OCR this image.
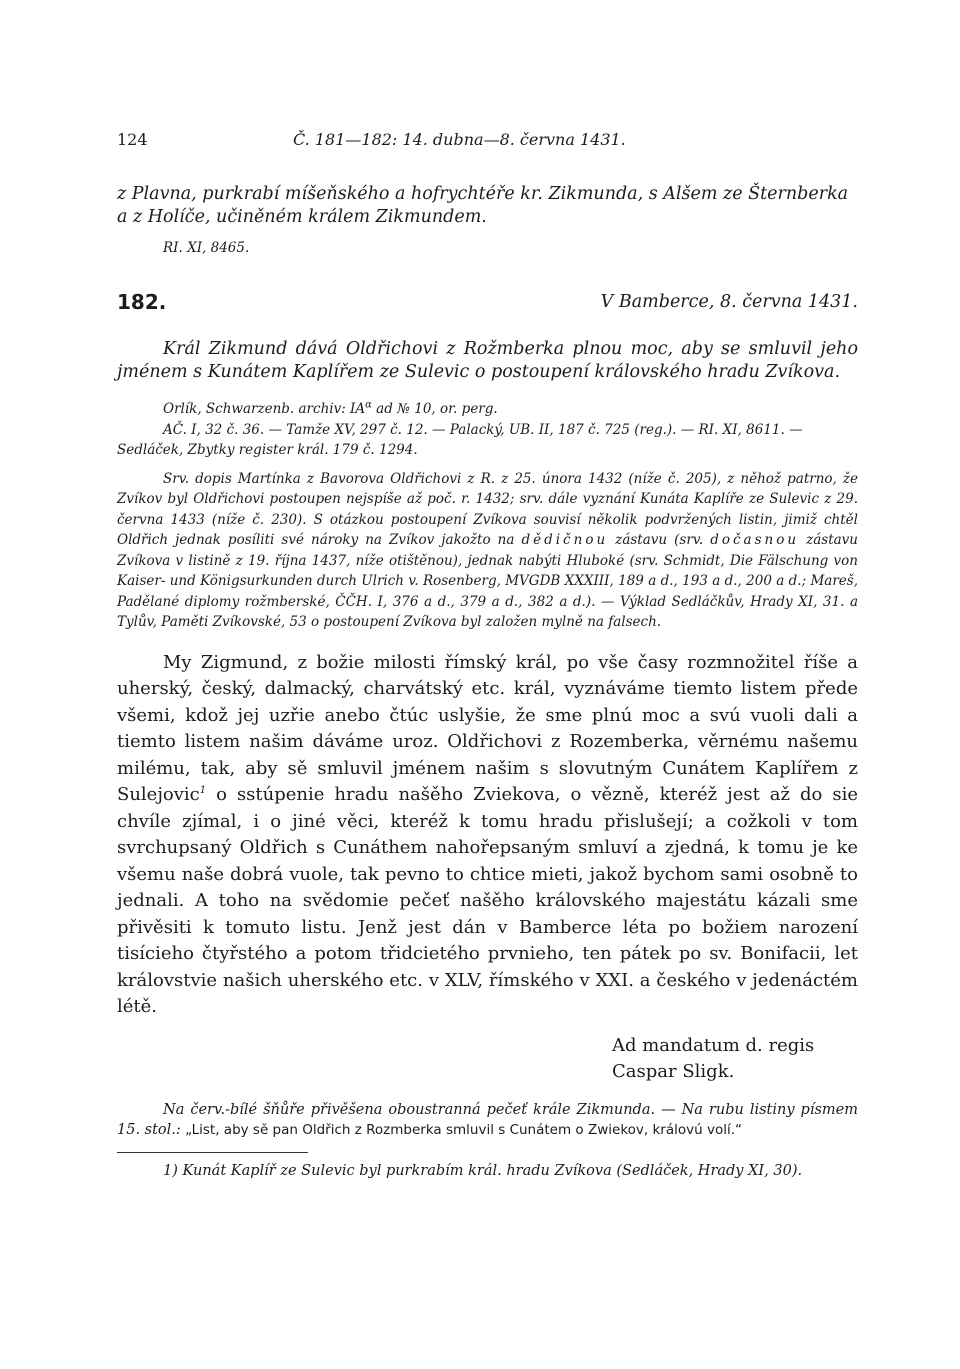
124	Č. 181—182: 14. dubna—8. června 1431.
z Plavna, purkrabí míšeňského a hofrychtéře kr. Zikmunda, s Alšem ze Šternberka a z Holíče, učiněném králem Zikmundem.
RI. XI, 8465.
182.	V Bamberce, 8. června 1431.
Král Zikmund dává Oldřichovi z Rožmberka plnou moc, aby se smluvil jeho jménem s Kunátem Kaplířem ze Sulevic o postoupení královského hradu Zvíkova.

Orlík, Schwarzenb. archiv: $IA^\alpha$ ad № 10, or. perg.

AČ. I, 32 č. 36. — Tamže XV, 297 č. 12. — Palacký, UB. II, 187 č. 725 (reg.). — RI. XI, 8611. —

Sedláček, Zbytky register král. 179 č. 1294.

Srv. dopis Martínka z Bavorova Oldřichovi z R. z 25. února 1432 (níže č. 205), z něhož patrno, že Zvíkov byl Oldřichovi postoupen nejspíše až poč. r. 1432; srv. dále vyznání Kunáta Kaplíře ze Sulevic z 29. června 1433 (níže č. 230). S otázkou postoupení Zvíkova souvisí několik podvržených listin, jimiž chtěl Oldřich jednak posíliti své nároky na Zvíkov jakožto na dědičnou zástavu (srv. dočasnou zástavu Zvíkova v listině z 19. října 1437, níže otištěnou), jednak nabýti Hluboké (srv. Schmidt, Die Fälschung von Kaiser- und Königsurkunden durch Ulrich v. Rosenberg, MVGDB XXXIII, 189 a d., 193 a d., 200 a d.; Mareš, Padělané diplomy rožmberské, ČČH. I, 376 a d., 379 a d., 382 a d.). — Výklad Sedláčkův, Hrady XI, 31. a Tylův, Paměti Zvíkovské, 53 o postoupení Zvíkova byl založen mylně na falsech.

My Zigmund, z božie milosti římský král, po vše časy rozmnožitel říše a uherský, český, dalmacký, charvátský etc. král, vyznáváme tiemto listem přede všemi, kdož jej uzřie anebo čtúc uslyšie, že sme plnú moc a svú vuoli dali a tiemto listem našim dáváme uroz. Oldřichovi z Rozemberka, věrnému našemu milému, tak, aby sě smluvil jménem našim s slovutným Cunátem Kaplířem z Sulejovic$^1$ o sstúpenie hradu našěho Zviekova, o vězně, kteréž jest až do sie chvíle zjímal, i o jiné věci, kteréž k tomu hradu přislušejí; a cožkoli v tom svrchupsaný Oldřich s Cunáthem nahořepsaným smluví a zjedná, k tomu je ke všemu naše dobrá vuole, tak pevno to chtice mieti, jakož bychom sami osobně to jednali. A toho na svědomie pečeť našěho královského majestátu kázali sme přivěsiti k tomuto listu. Jenž jest dán v Bamberce léta po božiem narození tisícieho čtyřstého a potom třidcietého prvnieho, ten pátek po sv. Bonifacii, let královstvie našich uherského etc. v XLV, římského v XXI. a českého v jedenáctém létě.
Ad mandatum d. regis
Caspar Sligk.
Na červ.-bílé šňůře přivěšena oboustranná pečeť krále Zikmunda. — Na rubu listiny písmem 15. stol.: „List, aby sě pan Oldřich z Rozmberka smluvil s Cunátem o Zwiekov, královú volí.“
1) Kunát Kaplíř ze Sulevic byl purkrabím král. hradu Zvíkova (Sedláček, Hrady XI, 30).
───
SHORT PROBLEM: Gather up the lines that contain the word "Zikmunda".

RESULT BELOW:
z Plavna, purkrabí míšeňského a hofrychtéře kr. Zikmunda, s Alšem ze Šternberka a z Holíče, učiněném králem Zikmundem.
Na červ.-bílé šňůře přivěšena oboustranná pečeť krále Zikmunda. — Na rubu listiny písmem 15. stol.: „List, aby sě pan Oldřich z Rozmberka smluvil s Cunátem o Zwiekov, královú volí.“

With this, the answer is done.